— START OF Dataset records —

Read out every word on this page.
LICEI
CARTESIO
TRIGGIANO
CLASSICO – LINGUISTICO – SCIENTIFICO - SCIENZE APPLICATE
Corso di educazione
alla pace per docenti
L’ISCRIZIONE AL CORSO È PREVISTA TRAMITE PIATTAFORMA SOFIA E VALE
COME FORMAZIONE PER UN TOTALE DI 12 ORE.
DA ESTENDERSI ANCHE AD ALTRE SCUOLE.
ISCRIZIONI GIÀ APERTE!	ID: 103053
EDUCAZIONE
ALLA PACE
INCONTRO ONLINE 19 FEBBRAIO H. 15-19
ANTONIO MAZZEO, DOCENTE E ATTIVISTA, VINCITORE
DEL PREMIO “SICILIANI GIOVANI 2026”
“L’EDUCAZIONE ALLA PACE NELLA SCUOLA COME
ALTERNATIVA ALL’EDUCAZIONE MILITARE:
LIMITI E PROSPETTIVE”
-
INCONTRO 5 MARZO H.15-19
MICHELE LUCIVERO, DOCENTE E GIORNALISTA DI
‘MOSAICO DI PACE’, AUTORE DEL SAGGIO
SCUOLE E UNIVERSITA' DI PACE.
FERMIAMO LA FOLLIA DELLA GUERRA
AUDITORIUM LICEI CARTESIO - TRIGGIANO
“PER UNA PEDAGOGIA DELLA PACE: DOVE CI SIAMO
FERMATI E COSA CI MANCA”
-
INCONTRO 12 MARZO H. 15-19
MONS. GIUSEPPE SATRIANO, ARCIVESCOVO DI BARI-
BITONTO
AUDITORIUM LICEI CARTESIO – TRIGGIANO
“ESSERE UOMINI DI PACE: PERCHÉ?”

— END OF Dataset records —

**Short problem**
Check each line above for the string "DELLA", then copy the ones that have it.

**Answer**
FERMIAMO LA FOLLIA DELLA GUERRA
“PER UNA PEDAGOGIA DELLA PACE: DOVE CI SIAMO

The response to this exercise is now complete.